● WHAT THE EXERCISE ASKS: Find each line containing the word "Guatemalans" and report how many there are. Add nothing else.
_ _ _ _
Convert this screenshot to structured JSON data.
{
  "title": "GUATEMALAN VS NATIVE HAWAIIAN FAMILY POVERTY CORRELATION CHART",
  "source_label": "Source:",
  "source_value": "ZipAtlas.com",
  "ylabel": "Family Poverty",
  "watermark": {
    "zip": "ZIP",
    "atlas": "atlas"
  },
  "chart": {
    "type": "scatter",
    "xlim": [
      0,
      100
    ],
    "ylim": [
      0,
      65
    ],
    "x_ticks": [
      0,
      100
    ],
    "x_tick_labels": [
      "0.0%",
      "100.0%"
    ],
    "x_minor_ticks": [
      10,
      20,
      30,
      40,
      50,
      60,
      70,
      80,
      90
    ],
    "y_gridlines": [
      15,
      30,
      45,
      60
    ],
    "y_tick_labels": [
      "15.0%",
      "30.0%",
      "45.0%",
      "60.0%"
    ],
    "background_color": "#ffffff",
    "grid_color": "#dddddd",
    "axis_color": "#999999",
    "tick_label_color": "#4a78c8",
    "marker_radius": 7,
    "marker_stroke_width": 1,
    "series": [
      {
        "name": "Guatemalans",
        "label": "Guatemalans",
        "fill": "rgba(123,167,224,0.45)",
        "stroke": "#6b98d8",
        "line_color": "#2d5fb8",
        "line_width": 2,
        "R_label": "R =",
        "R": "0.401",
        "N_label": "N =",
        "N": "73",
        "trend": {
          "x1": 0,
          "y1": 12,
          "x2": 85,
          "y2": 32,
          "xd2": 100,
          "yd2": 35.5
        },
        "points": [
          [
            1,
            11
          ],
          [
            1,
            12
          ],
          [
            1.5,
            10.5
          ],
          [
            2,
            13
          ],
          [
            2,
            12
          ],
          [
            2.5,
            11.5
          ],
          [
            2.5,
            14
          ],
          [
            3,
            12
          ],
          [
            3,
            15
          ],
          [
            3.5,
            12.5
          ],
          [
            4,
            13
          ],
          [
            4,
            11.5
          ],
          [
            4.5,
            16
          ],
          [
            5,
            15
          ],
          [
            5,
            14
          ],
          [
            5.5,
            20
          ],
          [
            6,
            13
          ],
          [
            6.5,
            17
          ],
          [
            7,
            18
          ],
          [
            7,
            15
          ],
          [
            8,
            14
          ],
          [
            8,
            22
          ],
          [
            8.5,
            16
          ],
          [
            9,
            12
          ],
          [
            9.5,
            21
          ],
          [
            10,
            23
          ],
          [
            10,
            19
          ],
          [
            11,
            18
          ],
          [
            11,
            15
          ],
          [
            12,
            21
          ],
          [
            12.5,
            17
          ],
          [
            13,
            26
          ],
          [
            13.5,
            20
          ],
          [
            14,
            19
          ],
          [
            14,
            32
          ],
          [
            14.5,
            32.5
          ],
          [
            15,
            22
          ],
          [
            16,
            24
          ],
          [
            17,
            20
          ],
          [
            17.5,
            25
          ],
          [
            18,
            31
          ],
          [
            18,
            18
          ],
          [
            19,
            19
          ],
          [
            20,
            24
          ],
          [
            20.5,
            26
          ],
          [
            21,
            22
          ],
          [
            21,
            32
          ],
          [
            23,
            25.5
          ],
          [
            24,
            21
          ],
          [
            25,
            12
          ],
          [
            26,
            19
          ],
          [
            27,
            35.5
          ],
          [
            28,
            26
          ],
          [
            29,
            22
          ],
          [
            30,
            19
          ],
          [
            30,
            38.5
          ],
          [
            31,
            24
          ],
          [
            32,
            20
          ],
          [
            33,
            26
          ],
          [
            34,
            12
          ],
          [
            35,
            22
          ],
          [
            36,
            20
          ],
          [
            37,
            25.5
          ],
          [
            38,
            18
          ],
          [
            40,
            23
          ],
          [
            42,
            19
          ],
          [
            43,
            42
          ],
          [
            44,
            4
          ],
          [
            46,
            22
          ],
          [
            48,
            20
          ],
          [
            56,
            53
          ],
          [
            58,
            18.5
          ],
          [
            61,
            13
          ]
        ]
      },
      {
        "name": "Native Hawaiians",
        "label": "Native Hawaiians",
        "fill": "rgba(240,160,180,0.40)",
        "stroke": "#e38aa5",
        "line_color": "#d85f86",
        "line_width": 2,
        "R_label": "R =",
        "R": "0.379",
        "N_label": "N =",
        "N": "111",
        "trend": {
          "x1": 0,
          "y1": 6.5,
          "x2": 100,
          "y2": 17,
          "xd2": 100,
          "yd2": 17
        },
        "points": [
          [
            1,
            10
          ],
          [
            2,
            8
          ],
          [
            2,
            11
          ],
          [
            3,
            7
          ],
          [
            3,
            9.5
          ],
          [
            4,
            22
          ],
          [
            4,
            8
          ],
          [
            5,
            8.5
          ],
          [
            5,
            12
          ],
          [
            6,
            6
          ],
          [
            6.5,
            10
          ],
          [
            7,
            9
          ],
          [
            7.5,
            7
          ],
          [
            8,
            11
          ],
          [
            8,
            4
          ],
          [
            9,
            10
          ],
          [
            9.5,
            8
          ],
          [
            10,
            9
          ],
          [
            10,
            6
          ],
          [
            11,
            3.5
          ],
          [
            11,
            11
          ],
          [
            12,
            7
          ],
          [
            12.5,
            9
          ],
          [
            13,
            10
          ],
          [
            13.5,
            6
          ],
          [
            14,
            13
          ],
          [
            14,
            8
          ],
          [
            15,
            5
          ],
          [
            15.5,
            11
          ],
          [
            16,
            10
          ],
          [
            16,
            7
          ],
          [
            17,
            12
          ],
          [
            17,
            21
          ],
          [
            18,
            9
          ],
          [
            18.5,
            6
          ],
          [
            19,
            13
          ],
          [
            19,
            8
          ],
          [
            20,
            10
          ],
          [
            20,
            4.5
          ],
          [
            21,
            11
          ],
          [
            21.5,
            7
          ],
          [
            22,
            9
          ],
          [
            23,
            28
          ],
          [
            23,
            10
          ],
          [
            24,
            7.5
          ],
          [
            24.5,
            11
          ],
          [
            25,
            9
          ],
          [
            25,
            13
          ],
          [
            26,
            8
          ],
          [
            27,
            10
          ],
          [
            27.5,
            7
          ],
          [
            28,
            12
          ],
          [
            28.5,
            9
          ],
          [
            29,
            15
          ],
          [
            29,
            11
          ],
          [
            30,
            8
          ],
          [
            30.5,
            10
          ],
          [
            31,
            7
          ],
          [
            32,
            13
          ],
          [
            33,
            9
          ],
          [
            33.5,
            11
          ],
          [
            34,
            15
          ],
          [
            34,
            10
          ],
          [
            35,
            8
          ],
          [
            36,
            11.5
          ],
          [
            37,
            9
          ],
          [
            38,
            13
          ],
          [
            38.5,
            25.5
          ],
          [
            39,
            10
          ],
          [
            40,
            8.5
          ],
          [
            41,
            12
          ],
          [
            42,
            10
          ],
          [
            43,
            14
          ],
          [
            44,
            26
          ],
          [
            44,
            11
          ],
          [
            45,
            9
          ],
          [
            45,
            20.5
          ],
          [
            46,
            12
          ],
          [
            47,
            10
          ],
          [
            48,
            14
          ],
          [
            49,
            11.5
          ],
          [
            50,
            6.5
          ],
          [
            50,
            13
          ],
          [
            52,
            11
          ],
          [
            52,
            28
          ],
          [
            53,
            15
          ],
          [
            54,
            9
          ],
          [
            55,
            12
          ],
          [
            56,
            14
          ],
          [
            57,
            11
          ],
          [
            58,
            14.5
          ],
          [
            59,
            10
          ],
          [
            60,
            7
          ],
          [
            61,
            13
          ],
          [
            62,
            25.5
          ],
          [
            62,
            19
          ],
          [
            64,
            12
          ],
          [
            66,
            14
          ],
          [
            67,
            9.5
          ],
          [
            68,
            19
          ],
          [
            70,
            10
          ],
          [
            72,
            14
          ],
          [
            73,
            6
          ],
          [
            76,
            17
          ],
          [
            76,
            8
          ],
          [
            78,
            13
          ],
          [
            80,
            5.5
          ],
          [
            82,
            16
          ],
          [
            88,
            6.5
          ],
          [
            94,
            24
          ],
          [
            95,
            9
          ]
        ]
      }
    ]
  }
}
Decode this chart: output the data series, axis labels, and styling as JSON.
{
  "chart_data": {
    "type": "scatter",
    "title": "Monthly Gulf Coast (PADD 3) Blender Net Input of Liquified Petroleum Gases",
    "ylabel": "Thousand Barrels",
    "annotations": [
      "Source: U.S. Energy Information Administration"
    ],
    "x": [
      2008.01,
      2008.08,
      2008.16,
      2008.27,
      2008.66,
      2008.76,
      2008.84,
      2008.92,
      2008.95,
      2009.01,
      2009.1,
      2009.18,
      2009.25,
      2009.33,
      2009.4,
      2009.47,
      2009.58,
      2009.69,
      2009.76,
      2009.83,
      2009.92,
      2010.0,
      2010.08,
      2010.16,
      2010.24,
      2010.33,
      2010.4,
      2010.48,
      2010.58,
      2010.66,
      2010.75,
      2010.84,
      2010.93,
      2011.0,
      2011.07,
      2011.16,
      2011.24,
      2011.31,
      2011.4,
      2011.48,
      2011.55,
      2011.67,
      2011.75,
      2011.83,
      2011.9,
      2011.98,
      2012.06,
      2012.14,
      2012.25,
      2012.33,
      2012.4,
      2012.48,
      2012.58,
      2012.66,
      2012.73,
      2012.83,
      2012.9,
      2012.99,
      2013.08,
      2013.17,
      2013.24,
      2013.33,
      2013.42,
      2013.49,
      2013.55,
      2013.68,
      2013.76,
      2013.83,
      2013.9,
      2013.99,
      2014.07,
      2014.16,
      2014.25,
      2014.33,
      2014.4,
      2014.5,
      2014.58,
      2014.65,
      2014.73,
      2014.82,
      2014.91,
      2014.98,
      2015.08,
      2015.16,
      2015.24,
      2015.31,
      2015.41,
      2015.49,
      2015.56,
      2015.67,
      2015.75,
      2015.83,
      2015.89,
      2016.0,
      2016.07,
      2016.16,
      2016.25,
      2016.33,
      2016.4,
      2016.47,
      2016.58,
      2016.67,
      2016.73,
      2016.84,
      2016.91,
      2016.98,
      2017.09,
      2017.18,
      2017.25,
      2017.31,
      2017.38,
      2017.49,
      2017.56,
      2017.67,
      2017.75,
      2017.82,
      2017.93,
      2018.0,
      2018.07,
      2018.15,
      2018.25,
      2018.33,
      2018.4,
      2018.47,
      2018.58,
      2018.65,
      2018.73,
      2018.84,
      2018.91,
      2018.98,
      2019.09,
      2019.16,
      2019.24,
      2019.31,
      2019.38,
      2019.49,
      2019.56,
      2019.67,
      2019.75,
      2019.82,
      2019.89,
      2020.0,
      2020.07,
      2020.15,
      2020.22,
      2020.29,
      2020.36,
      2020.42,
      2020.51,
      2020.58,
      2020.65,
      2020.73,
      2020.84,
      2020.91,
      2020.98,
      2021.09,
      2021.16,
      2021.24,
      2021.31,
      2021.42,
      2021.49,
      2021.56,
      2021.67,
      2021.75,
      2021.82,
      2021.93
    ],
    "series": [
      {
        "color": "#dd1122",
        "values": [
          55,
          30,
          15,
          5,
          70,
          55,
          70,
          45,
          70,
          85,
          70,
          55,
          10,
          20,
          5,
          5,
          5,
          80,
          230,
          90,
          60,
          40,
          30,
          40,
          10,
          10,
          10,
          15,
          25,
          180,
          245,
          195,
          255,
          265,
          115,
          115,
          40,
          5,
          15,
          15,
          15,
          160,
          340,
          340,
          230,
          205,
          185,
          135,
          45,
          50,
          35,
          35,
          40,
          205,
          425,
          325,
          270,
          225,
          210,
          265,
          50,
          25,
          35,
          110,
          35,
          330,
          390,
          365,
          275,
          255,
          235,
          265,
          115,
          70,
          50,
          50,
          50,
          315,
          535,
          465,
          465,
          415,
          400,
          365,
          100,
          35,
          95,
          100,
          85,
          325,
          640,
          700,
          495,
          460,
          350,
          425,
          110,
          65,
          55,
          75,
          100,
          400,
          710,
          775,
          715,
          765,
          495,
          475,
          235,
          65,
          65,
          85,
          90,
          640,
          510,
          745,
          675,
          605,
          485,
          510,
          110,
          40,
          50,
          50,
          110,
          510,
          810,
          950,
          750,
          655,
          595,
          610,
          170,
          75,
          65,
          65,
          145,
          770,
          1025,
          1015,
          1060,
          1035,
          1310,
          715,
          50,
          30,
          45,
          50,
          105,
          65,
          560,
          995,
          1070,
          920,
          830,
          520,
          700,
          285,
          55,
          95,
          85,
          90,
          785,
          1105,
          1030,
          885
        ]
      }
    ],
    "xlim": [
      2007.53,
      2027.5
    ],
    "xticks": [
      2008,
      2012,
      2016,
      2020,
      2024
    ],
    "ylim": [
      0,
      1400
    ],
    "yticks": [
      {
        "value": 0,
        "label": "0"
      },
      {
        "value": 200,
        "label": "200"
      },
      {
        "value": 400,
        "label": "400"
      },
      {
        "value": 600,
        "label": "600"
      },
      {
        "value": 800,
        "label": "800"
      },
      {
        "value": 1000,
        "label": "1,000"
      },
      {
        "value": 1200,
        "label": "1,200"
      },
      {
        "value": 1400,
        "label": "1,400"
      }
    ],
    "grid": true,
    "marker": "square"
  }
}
_ _ _ _
● RESPONSE TO THIS EXERCISE: 2